⟨

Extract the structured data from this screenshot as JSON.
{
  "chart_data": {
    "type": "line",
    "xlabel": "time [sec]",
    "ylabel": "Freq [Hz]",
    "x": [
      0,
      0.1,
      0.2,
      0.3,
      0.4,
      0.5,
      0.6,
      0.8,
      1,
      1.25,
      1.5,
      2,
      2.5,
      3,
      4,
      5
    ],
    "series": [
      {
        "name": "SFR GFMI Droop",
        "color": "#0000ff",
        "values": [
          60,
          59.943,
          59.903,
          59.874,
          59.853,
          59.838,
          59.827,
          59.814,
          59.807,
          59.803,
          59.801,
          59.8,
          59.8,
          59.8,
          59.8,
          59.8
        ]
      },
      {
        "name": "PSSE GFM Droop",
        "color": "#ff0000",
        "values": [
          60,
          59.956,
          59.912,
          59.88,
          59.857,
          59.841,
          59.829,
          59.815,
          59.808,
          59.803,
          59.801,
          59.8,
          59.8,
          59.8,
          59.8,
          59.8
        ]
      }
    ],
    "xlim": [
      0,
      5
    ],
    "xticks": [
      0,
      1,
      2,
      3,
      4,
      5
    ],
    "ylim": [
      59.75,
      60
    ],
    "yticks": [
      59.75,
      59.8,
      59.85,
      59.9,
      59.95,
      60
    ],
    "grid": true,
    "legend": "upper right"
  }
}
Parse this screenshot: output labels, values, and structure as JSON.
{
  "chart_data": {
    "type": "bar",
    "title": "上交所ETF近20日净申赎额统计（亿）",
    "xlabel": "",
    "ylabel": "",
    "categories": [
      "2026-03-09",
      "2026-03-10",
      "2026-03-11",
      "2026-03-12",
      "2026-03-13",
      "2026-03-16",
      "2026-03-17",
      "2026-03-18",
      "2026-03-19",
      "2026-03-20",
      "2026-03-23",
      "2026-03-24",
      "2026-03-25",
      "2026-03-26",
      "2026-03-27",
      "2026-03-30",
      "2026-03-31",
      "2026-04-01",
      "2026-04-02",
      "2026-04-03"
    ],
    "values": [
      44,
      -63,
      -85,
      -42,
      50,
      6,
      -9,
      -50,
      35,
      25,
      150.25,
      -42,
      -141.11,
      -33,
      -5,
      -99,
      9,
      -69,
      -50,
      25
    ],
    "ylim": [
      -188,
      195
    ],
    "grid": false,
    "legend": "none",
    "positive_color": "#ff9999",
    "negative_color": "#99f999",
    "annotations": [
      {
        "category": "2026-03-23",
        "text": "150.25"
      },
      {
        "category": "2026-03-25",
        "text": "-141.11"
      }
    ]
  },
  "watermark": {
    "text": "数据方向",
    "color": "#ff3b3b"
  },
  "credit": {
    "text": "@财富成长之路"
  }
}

⟩

## Problem to work on
Set down all of the records shown above once more, exactly.

## Answer to this exercise
Extract the structured data from this screenshot as JSON.
{
  "chart_data": {
    "type": "line",
    "xlabel": "time [sec]",
    "ylabel": "Freq [Hz]",
    "x": [
      0,
      0.1,
      0.2,
      0.3,
      0.4,
      0.5,
      0.6,
      0.8,
      1,
      1.25,
      1.5,
      2,
      2.5,
      3,
      4,
      5
    ],
    "series": [
      {
        "name": "SFR GFMI Droop",
        "color": "#0000ff",
        "values": [
          60,
          59.943,
          59.903,
          59.874,
          59.853,
          59.838,
          59.827,
          59.814,
          59.807,
          59.803,
          59.801,
          59.8,
          59.8,
          59.8,
          59.8,
          59.8
        ]
      },
      {
        "name": "PSSE GFM Droop",
        "color": "#ff0000",
        "values": [
          60,
          59.956,
          59.912,
          59.88,
          59.857,
          59.841,
          59.829,
          59.815,
          59.808,
          59.803,
          59.801,
          59.8,
          59.8,
          59.8,
          59.8,
          59.8
        ]
      }
    ],
    "xlim": [
      0,
      5
    ],
    "xticks": [
      0,
      1,
      2,
      3,
      4,
      5
    ],
    "ylim": [
      59.75,
      60
    ],
    "yticks": [
      59.75,
      59.8,
      59.85,
      59.9,
      59.95,
      60
    ],
    "grid": true,
    "legend": "upper right"
  }
}
Parse this screenshot: output labels, values, and structure as JSON.
{
  "chart_data": {
    "type": "bar",
    "title": "上交所ETF近20日净申赎额统计（亿）",
    "xlabel": "",
    "ylabel": "",
    "categories": [
      "2026-03-09",
      "2026-03-10",
      "2026-03-11",
      "2026-03-12",
      "2026-03-13",
      "2026-03-16",
      "2026-03-17",
      "2026-03-18",
      "2026-03-19",
      "2026-03-20",
      "2026-03-23",
      "2026-03-24",
      "2026-03-25",
      "2026-03-26",
      "2026-03-27",
      "2026-03-30",
      "2026-03-31",
      "2026-04-01",
      "2026-04-02",
      "2026-04-03"
    ],
    "values": [
      44,
      -63,
      -85,
      -42,
      50,
      6,
      -9,
      -50,
      35,
      25,
      150.25,
      -42,
      -141.11,
      -33,
      -5,
      -99,
      9,
      -69,
      -50,
      25
    ],
    "ylim": [
      -188,
      195
    ],
    "grid": false,
    "legend": "none",
    "positive_color": "#ff9999",
    "negative_color": "#99f999",
    "annotations": [
      {
        "category": "2026-03-23",
        "text": "150.25"
      },
      {
        "category": "2026-03-25",
        "text": "-141.11"
      }
    ]
  },
  "watermark": {
    "text": "数据方向",
    "color": "#ff3b3b"
  },
  "credit": {
    "text": "@财富成长之路"
  }
}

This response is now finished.